### THE PROBLEM
Print the entries below word for word; the pictures stay out of your copy.

### SUPPLIED DATA

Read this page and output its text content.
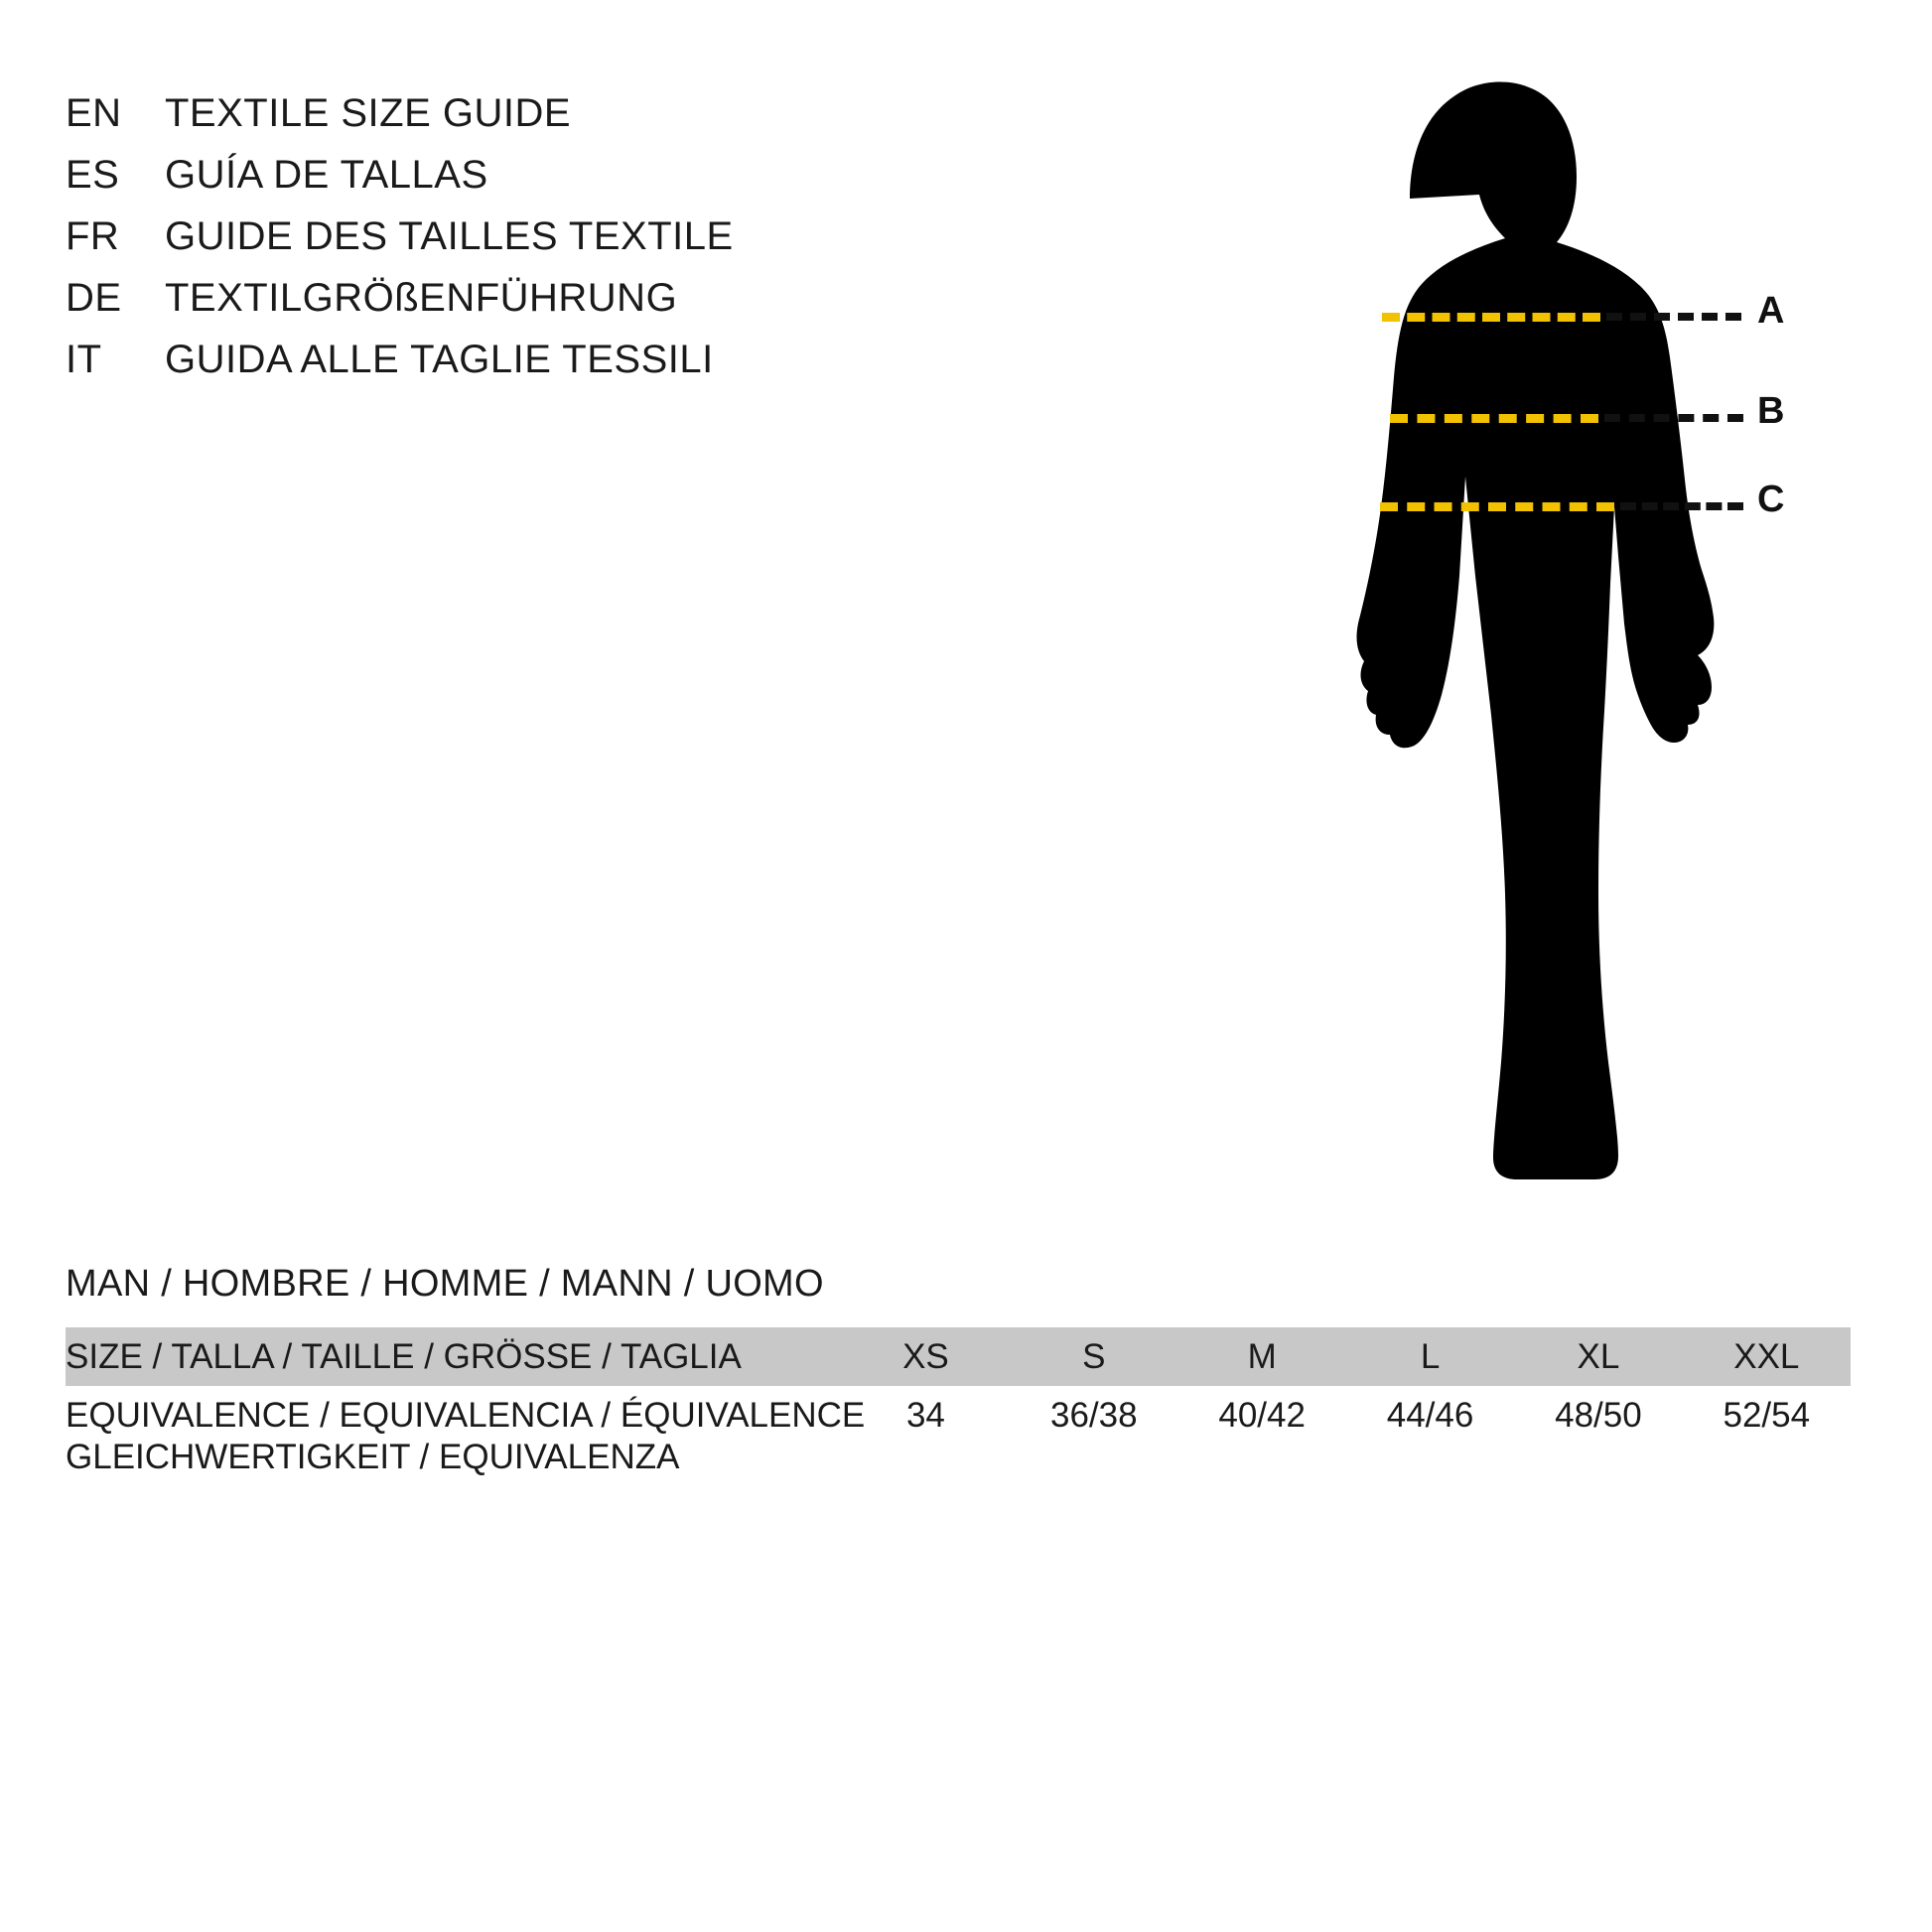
EN	TEXTILE SIZE GUIDE
ES	GUÍA DE TALLAS
FR	GUIDE DES TAILLES TEXTILE
DE	TEXTILGRÖßENFÜHRUNG
IT	GUIDA ALLE TAGLIE TESSILI
A
B
C
MAN / HOMBRE / HOMME / MANN / UOMO
SIZE / TALLA / TAILLE / GRÖSSE / TAGLIA	XS	S	M	L	XL	XXL

EQUIVALENCE / EQUIVALENCIA / ÉQUIVALENCE
GLEICHWERTIGKEIT / EQUIVALENZA	34	36/38	40/42	44/46	48/50	52/54
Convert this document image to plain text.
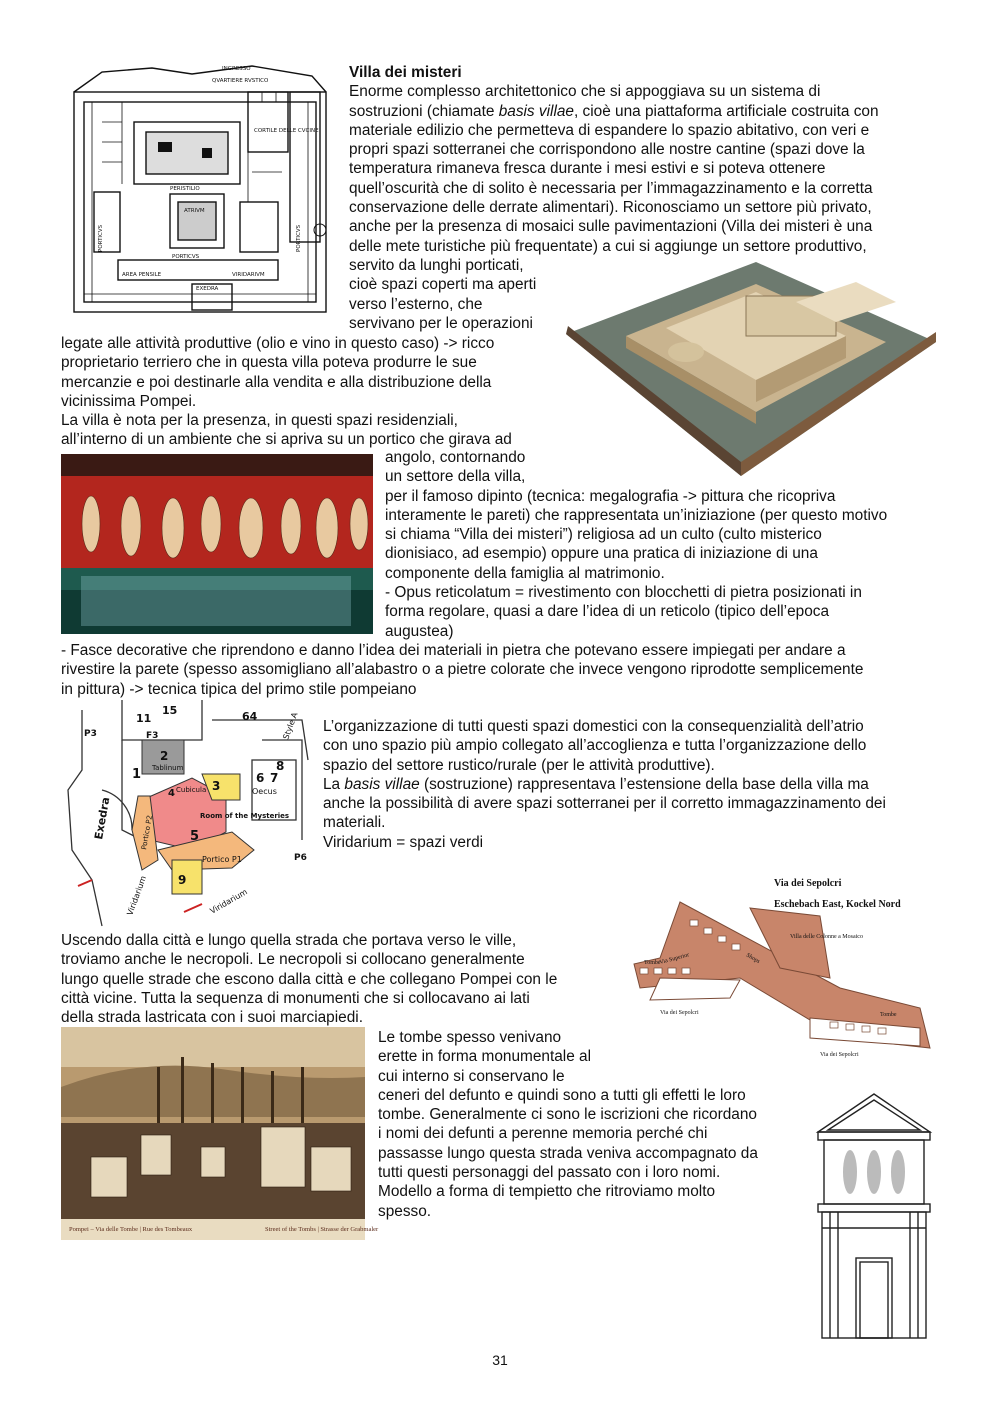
PERISTILIO
ATRIVM
PORTICVS
AREA PENSILE	VIRIDARIVM
EXEDRA
QVARTIERE RVSTICO
CORTILE DELLE CVCINE
INGRESSO
PORTICVS	PORTICVS

Villa dei misteri

Enorme complesso architettonico che si appoggiava su un sistema di

sostruzioni (chiamate basis villae, cioè una piattaforma artificiale costruita con

materiale edilizio che permetteva di espandere lo spazio abitativo, con veri e

propri spazi sotterranei che corrispondono alle nostre cantine (spazi dove la

temperatura rimaneva fresca durante i mesi estivi e si poteva ottenere

quell’oscurità che di solito è necessaria per l’immagazzinamento e la corretta

conservazione delle derrate alimentari). Riconosciamo un settore più privato,

anche per la presenza di mosaici sulle pavimentazioni (Villa dei misteri è una

delle mete turistiche più frequentate) a cui si aggiunge un settore produttivo,

servito da lunghi porticati,

cioè spazi coperti ma aperti

verso l’esterno, che

servivano per le operazioni

legate alle attività produttive (olio e vino in questo caso) -> ricco

proprietario terriero che in questa villa poteva produrre le sue

mercanzie e poi destinarle alla vendita e alla distribuzione della

vicinissima Pompei.

La villa è nota per la presenza, in questi spazi residenziali,

all’interno di un ambiente che si apriva su un portico che girava ad

angolo, contornando

un settore della villa,

per il famoso dipinto (tecnica: megalografia -> pittura che ricopriva

interamente le pareti) che rappresentata un’iniziazione (per questo motivo

si chiama “Villa dei misteri”) religiosa ad un culto (culto misterico

dionisiaco, ad esempio) oppure una pratica di iniziazione di una

componente della famiglia al matrimonio.

- Opus reticolatum = rivestimento con blocchetti di pietra posizionati in

forma regolare, quasi a dare l’idea di un reticolo (tipico dell’epoca

augustea)

- Fasce decorative che riprendono e danno l’idea dei materiali in pietra che potevano essere impiegati per andare a

rivestire la parete (spesso assomigliano all’alabastro o a pietre colorate che invece vengono riprodotte semplicemente

in pittura) -> tecnica tipica del primo stile pompeiano

1
2
Tablinum
3
4 Cubicula
5
Room of the Mysteries
6 7
8
Oecus
9
11
15	64
F3
P3
P6
Exedra	Portico P2
Portico P1
Viridarium	Viridarium
Style A L’organizzazione di tutti questi spazi domestici con la consequenzialità dell’atrio

con uno spazio più ampio collegato all’accoglienza e tutta l’organizzazione dello

spazio del settore rustico/rurale (per le attività produttive).

La basis villae (sostruzione) rappresentava l’estensione della base della villa ma

anche la possibilità di avere spazi sotterranei per il corretto immagazzinamento dei

materiali.

Viridarium = spazi verdi

Via dei Sepolcri
Eschebach East, Kockel Nord
Via Superior
Villa delle Colonne a Mosaico
Tombe
Tombe
Shops
Via dei Sepolcri
Via dei Sepolcri

Uscendo dalla città e lungo quella strada che portava verso le ville,

troviamo anche le necropoli. Le necropoli si collocano generalmente

lungo quelle strade che escono dalla città e che collegano Pompei con le

città vicine. Tutta la sequenza di monumenti che si collocavano ai lati

della strada lastricata con i suoi marciapiedi.

Pompei – Via delle Tombe | Rue des Tombeaux	Street of the Tombs | Strasse der Grabmaler

Le tombe spesso venivano

erette in forma monumentale al

cui interno si conservano le

ceneri del defunto e quindi sono a tutti gli effetti le loro

tombe. Generalmente ci sono le iscrizioni che ricordano

i nomi dei defunti a perenne memoria perché chi

passasse lungo questa strada veniva accompagnato da

tutti questi personaggi del passato con i loro nomi.

Modello a forma di tempietto che ritroviamo molto

spesso.

31
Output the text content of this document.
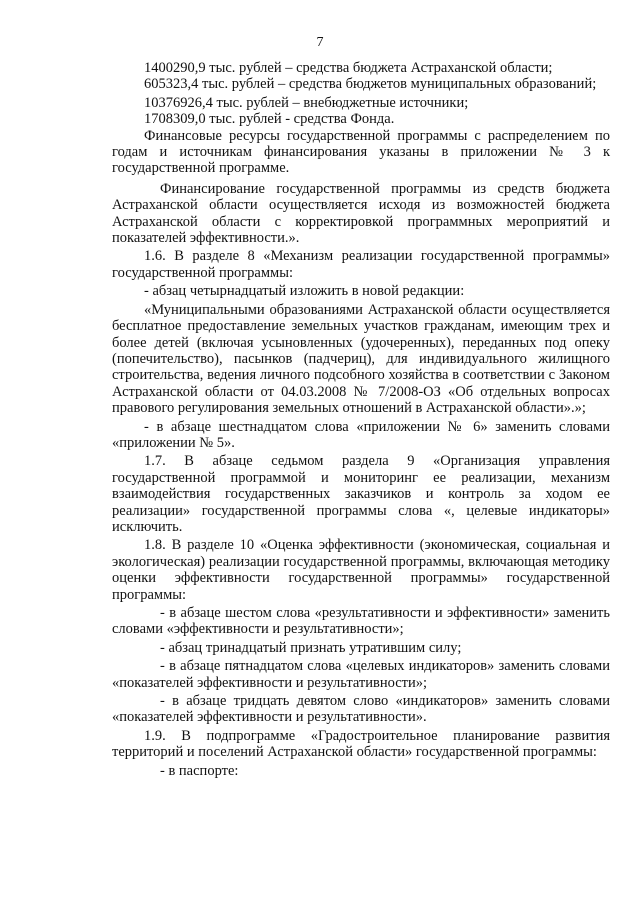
7

1400290,9 тыс. рублей – средства бюджета Астраханской области;

605323,4 тыс. рублей – средства бюджетов муниципальных образований;

10376926,4 тыс. рублей – внебюджетные источники;

1708309,0 тыс. рублей - средства Фонда.

Финансовые ресурсы государственной программы с распределением по годам и источникам финансирования указаны в приложении № 3 к государственной программе.

Финансирование государственной программы из средств бюджета Астраханской области осуществляется исходя из возможностей бюджета Астраханской области с корректировкой программных мероприятий и показателей эффективности.».

1.6. В разделе 8 «Механизм реализации государственной программы» государственной программы:

- абзац четырнадцатый изложить в новой редакции:

«Муниципальными образованиями Астраханской области осуществляется бесплатное предоставление земельных участков гражданам, имеющим трех и более детей (включая усыновленных (удочеренных), переданных под опеку (попечительство), пасынков (падчериц), для индивидуального жилищного строительства, ведения личного подсобного хозяйства в соответствии с Законом Астраханской области от 04.03.2008 № 7/2008-ОЗ «Об отдельных вопросах правового регулирования земельных отношений в Астраханской области».»;

- в абзаце шестнадцатом слова «приложении № 6» заменить словами «приложении № 5».

1.7. В абзаце седьмом раздела 9 «Организация управления государственной программой и мониторинг ее реализации, механизм взаимодействия государственных заказчиков и контроль за ходом ее реализации» государственной программы слова «, целевые индикаторы» исключить.

1.8. В разделе 10 «Оценка эффективности (экономическая, социальная и экологическая) реализации государственной программы, включающая методику оценки эффективности государственной программы» государственной программы:

- в абзаце шестом слова «результативности и эффективности» заменить словами «эффективности и результативности»;

- абзац тринадцатый признать утратившим силу;

- в абзаце пятнадцатом слова «целевых индикаторов» заменить словами «показателей эффективности и результативности»;

- в абзаце тридцать девятом слово «индикаторов» заменить словами «показателей эффективности и результативности».

1.9. В подпрограмме «Градостроительное планирование развития территорий и поселений Астраханской области» государственной программы:

- в паспорте:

### ANSWER TO THE EXERCISE
Read this page and output its text content.
EN	TEXTILE SIZE GUIDE
ES	GUÍA DE TALLAS
FR	GUIDE DES TAILLES TEXTILE
DE	TEXTILGRÖßENFÜHRUNG
IT	GUIDA ALLE TAGLIE TESSILI
A
B
C
MAN / HOMBRE / HOMME / MANN / UOMO
SIZE / TALLA / TAILLE / GRÖSSE / TAGLIA	XS	S	M	L	XL	XXL

EQUIVALENCE / EQUIVALENCIA / ÉQUIVALENCE
GLEICHWERTIGKEIT / EQUIVALENZA	34	36/38	40/42	44/46	48/50	52/54
Convert this document image to plain text.
PERISTILIO
ATRIVM
PORTICVS
AREA PENSILE	VIRIDARIVM
EXEDRA
QVARTIERE RVSTICO
CORTILE DELLE CVCINE
INGRESSO
PORTICVS	PORTICVS

Villa dei misteri

Enorme complesso architettonico che si appoggiava su un sistema di

sostruzioni (chiamate basis villae, cioè una piattaforma artificiale costruita con

materiale edilizio che permetteva di espandere lo spazio abitativo, con veri e

propri spazi sotterranei che corrispondono alle nostre cantine (spazi dove la

temperatura rimaneva fresca durante i mesi estivi e si poteva ottenere

quell’oscurità che di solito è necessaria per l’immagazzinamento e la corretta

conservazione delle derrate alimentari). Riconosciamo un settore più privato,

anche per la presenza di mosaici sulle pavimentazioni (Villa dei misteri è una

delle mete turistiche più frequentate) a cui si aggiunge un settore produttivo,

servito da lunghi porticati,

cioè spazi coperti ma aperti

verso l’esterno, che

servivano per le operazioni

legate alle attività produttive (olio e vino in questo caso) -> ricco

proprietario terriero che in questa villa poteva produrre le sue

mercanzie e poi destinarle alla vendita e alla distribuzione della

vicinissima Pompei.

La villa è nota per la presenza, in questi spazi residenziali,

all’interno di un ambiente che si apriva su un portico che girava ad

angolo, contornando

un settore della villa,

per il famoso dipinto (tecnica: megalografia -> pittura che ricopriva

interamente le pareti) che rappresentata un’iniziazione (per questo motivo

si chiama “Villa dei misteri”) religiosa ad un culto (culto misterico

dionisiaco, ad esempio) oppure una pratica di iniziazione di una

componente della famiglia al matrimonio.

- Opus reticolatum = rivestimento con blocchetti di pietra posizionati in

forma regolare, quasi a dare l’idea di un reticolo (tipico dell’epoca

augustea)

- Fasce decorative che riprendono e danno l’idea dei materiali in pietra che potevano essere impiegati per andare a

rivestire la parete (spesso assomigliano all’alabastro o a pietre colorate che invece vengono riprodotte semplicemente

in pittura) -> tecnica tipica del primo stile pompeiano

1
2
Tablinum
3
4 Cubicula
5
Room of the Mysteries
6 7
8
Oecus
9
11
15	64
F3
P3
P6
Exedra	Portico P2
Portico P1
Viridarium	Viridarium
Style A L’organizzazione di tutti questi spazi domestici con la consequenzialità dell’atrio

con uno spazio più ampio collegato all’accoglienza e tutta l’organizzazione dello

spazio del settore rustico/rurale (per le attività produttive).

La basis villae (sostruzione) rappresentava l’estensione della base della villa ma

anche la possibilità di avere spazi sotterranei per il corretto immagazzinamento dei

materiali.

Viridarium = spazi verdi

Via dei Sepolcri
Eschebach East, Kockel Nord
Via Superior
Villa delle Colonne a Mosaico
Tombe
Tombe
Shops
Via dei Sepolcri
Via dei Sepolcri

Uscendo dalla città e lungo quella strada che portava verso le ville,

troviamo anche le necropoli. Le necropoli si collocano generalmente

lungo quelle strade che escono dalla città e che collegano Pompei con le

città vicine. Tutta la sequenza di monumenti che si collocavano ai lati

della strada lastricata con i suoi marciapiedi.

Pompei – Via delle Tombe | Rue des Tombeaux	Street of the Tombs | Strasse der Grabmaler

Le tombe spesso venivano

erette in forma monumentale al

cui interno si conservano le

ceneri del defunto e quindi sono a tutti gli effetti le loro

tombe. Generalmente ci sono le iscrizioni che ricordano

i nomi dei defunti a perenne memoria perché chi

passasse lungo questa strada veniva accompagnato da

tutti questi personaggi del passato con i loro nomi.

Modello a forma di tempietto che ritroviamo molto

spesso.

31
Output the text content of this document.
7

1400290,9 тыс. рублей – средства бюджета Астраханской области;

605323,4 тыс. рублей – средства бюджетов муниципальных образований;

10376926,4 тыс. рублей – внебюджетные источники;

1708309,0 тыс. рублей - средства Фонда.

Финансовые ресурсы государственной программы с распределением по годам и источникам финансирования указаны в приложении № 3 к государственной программе.

Финансирование государственной программы из средств бюджета Астраханской области осуществляется исходя из возможностей бюджета Астраханской области с корректировкой программных мероприятий и показателей эффективности.».

1.6. В разделе 8 «Механизм реализации государственной программы» государственной программы:

- абзац четырнадцатый изложить в новой редакции:

«Муниципальными образованиями Астраханской области осуществляется бесплатное предоставление земельных участков гражданам, имеющим трех и более детей (включая усыновленных (удочеренных), переданных под опеку (попечительство), пасынков (падчериц), для индивидуального жилищного строительства, ведения личного подсобного хозяйства в соответствии с Законом Астраханской области от 04.03.2008 № 7/2008-ОЗ «Об отдельных вопросах правового регулирования земельных отношений в Астраханской области».»;

- в абзаце шестнадцатом слова «приложении № 6» заменить словами «приложении № 5».

1.7. В абзаце седьмом раздела 9 «Организация управления государственной программой и мониторинг ее реализации, механизм взаимодействия государственных заказчиков и контроль за ходом ее реализации» государственной программы слова «, целевые индикаторы» исключить.

1.8. В разделе 10 «Оценка эффективности (экономическая, социальная и экологическая) реализации государственной программы, включающая методику оценки эффективности государственной программы» государственной программы:

- в абзаце шестом слова «результативности и эффективности» заменить словами «эффективности и результативности»;

- абзац тринадцатый признать утратившим силу;

- в абзаце пятнадцатом слова «целевых индикаторов» заменить словами «показателей эффективности и результативности»;

- в абзаце тридцать девятом слово «индикаторов» заменить словами «показателей эффективности и результативности».

1.9. В подпрограмме «Градостроительное планирование развития территорий и поселений Астраханской области» государственной программы:

- в паспорте:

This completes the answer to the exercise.